Do not copy the pictures; transcribe all other material exactly.

## Begin Records provided

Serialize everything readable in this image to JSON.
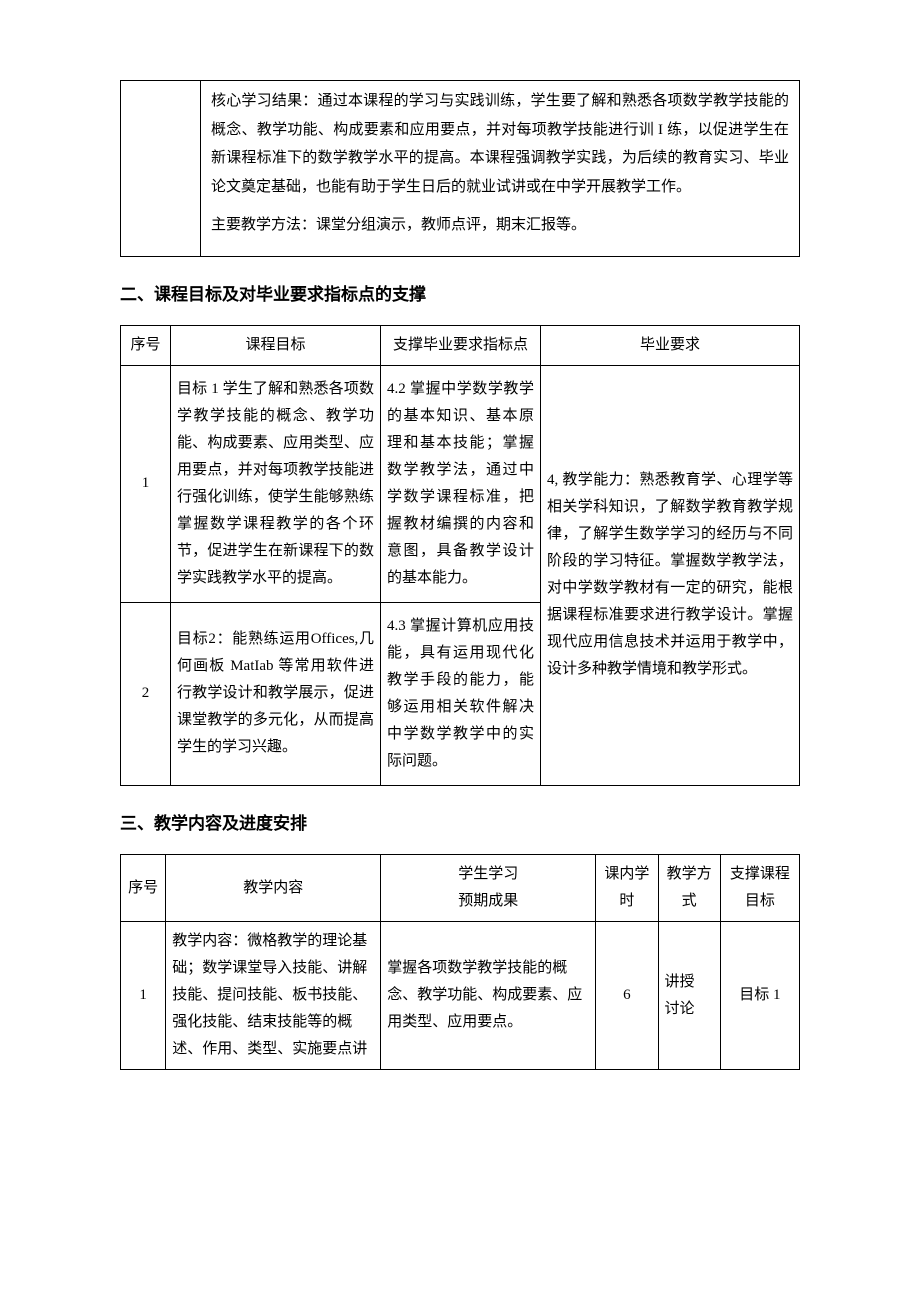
{
  "topBox": {
    "para1": "核心学习结果：通过本课程的学习与实践训练，学生要了解和熟悉各项数学教学技能的概念、教学功能、构成要素和应用要点，并对每项教学技能进行训 I 练，以促进学生在新课程标准下的数学教学水平的提高。本课程强调教学实践，为后续的教育实习、毕业论文奠定基础，也能有助于学生日后的就业试讲或在中学开展教学工作。",
    "para2": "主要教学方法：课堂分组演示，教师点评，期末汇报等。"
  },
  "section2": {
    "heading": "二、课程目标及对毕业要求指标点的支撑",
    "headers": {
      "seq": "序号",
      "goal": "课程目标",
      "point": "支撑毕业要求指标点",
      "req": "毕业要求"
    },
    "rows": [
      {
        "seq": "1",
        "goal": "目标 1 学生了解和熟悉各项数学教学技能的概念、教学功能、构成要素、应用类型、应用要点，并对每项教学技能进行强化训练，使学生能够熟练掌握数学课程教学的各个环节，促进学生在新课程下的数学实践教学水平的提高。",
        "point": "4.2 掌握中学数学教学的基本知识、基本原理和基本技能；掌握数学教学法，通过中学数学课程标准，把握教材编撰的内容和意图，具备教学设计的基本能力。"
      },
      {
        "seq": "2",
        "goal": "目标2：能熟练运用Offices,几何画板 MatIab 等常用软件进行教学设计和教学展示，促进课堂教学的多元化，从而提高学生的学习兴趣。",
        "point": "4.3 掌握计算机应用技能，具有运用现代化教学手段的能力，能够运用相关软件解决中学数学教学中的实际问题。"
      }
    ],
    "requirement": "4, 教学能力：熟悉教育学、心理学等相关学科知识，了解数学教育教学规律，了解学生数学学习的经历与不同阶段的学习特征。掌握数学教学法，对中学数学教材有一定的研究，能根据课程标准要求进行教学设计。掌握现代应用信息技术并运用于教学中，设计多种教学情境和教学形式。"
  },
  "section3": {
    "heading": "三、教学内容及进度安排",
    "headers": {
      "seq": "序号",
      "content": "教学内容",
      "outcome": "学生学习\n预期成果",
      "hours": "课内学时",
      "method": "教学方式",
      "support": "支撑课程目标"
    },
    "rows": [
      {
        "seq": "1",
        "content": "教学内容：微格教学的理论基础；数学课堂导入技能、讲解技能、提问技能、板书技能、强化技能、结束技能等的概述、作用、类型、实施要点讲",
        "outcome": "掌握各项数学教学技能的概念、教学功能、构成要素、应用类型、应用要点。",
        "hours": "6",
        "method": "讲授\n讨论",
        "support": "目标 1"
      }
    ]
  }
}
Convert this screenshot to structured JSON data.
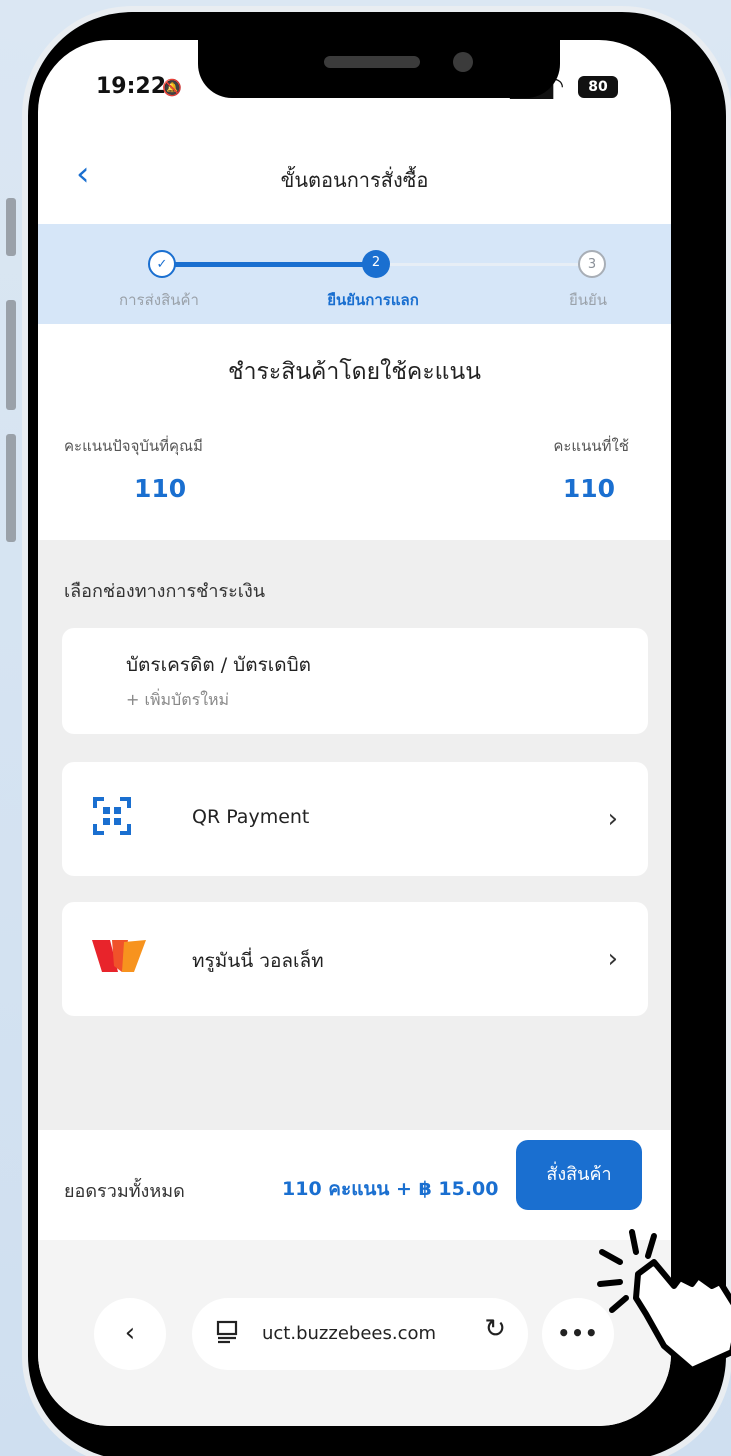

## End Records provided

• **Solution below**
Serialize everything readable in this image to JSON.
{
  "topBox": {
    "para1": "核心学习结果：通过本课程的学习与实践训练，学生要了解和熟悉各项数学教学技能的概念、教学功能、构成要素和应用要点，并对每项教学技能进行训 I 练，以促进学生在新课程标准下的数学教学水平的提高。本课程强调教学实践，为后续的教育实习、毕业论文奠定基础，也能有助于学生日后的就业试讲或在中学开展教学工作。",
    "para2": "主要教学方法：课堂分组演示，教师点评，期末汇报等。"
  },
  "section2": {
    "heading": "二、课程目标及对毕业要求指标点的支撑",
    "headers": {
      "seq": "序号",
      "goal": "课程目标",
      "point": "支撑毕业要求指标点",
      "req": "毕业要求"
    },
    "rows": [
      {
        "seq": "1",
        "goal": "目标 1 学生了解和熟悉各项数学教学技能的概念、教学功能、构成要素、应用类型、应用要点，并对每项教学技能进行强化训练，使学生能够熟练掌握数学课程教学的各个环节，促进学生在新课程下的数学实践教学水平的提高。",
        "point": "4.2 掌握中学数学教学的基本知识、基本原理和基本技能；掌握数学教学法，通过中学数学课程标准，把握教材编撰的内容和意图，具备教学设计的基本能力。"
      },
      {
        "seq": "2",
        "goal": "目标2：能熟练运用Offices,几何画板 MatIab 等常用软件进行教学设计和教学展示，促进课堂教学的多元化，从而提高学生的学习兴趣。",
        "point": "4.3 掌握计算机应用技能，具有运用现代化教学手段的能力，能够运用相关软件解决中学数学教学中的实际问题。"
      }
    ],
    "requirement": "4, 教学能力：熟悉教育学、心理学等相关学科知识，了解数学教育教学规律，了解学生数学学习的经历与不同阶段的学习特征。掌握数学教学法，对中学数学教材有一定的研究，能根据课程标准要求进行教学设计。掌握现代应用信息技术并运用于教学中，设计多种教学情境和教学形式。"
  },
  "section3": {
    "heading": "三、教学内容及进度安排",
    "headers": {
      "seq": "序号",
      "content": "教学内容",
      "outcome": "学生学习\n预期成果",
      "hours": "课内学时",
      "method": "教学方式",
      "support": "支撑课程目标"
    },
    "rows": [
      {
        "seq": "1",
        "content": "教学内容：微格教学的理论基础；数学课堂导入技能、讲解技能、提问技能、板书技能、强化技能、结束技能等的概述、作用、类型、实施要点讲",
        "outcome": "掌握各项数学教学技能的概念、教学功能、构成要素、应用类型、应用要点。",
        "hours": "6",
        "method": "讲授\n讨论",
        "support": "目标 1"
      }
    ]
  }
}
Convert this screenshot to structured JSON data.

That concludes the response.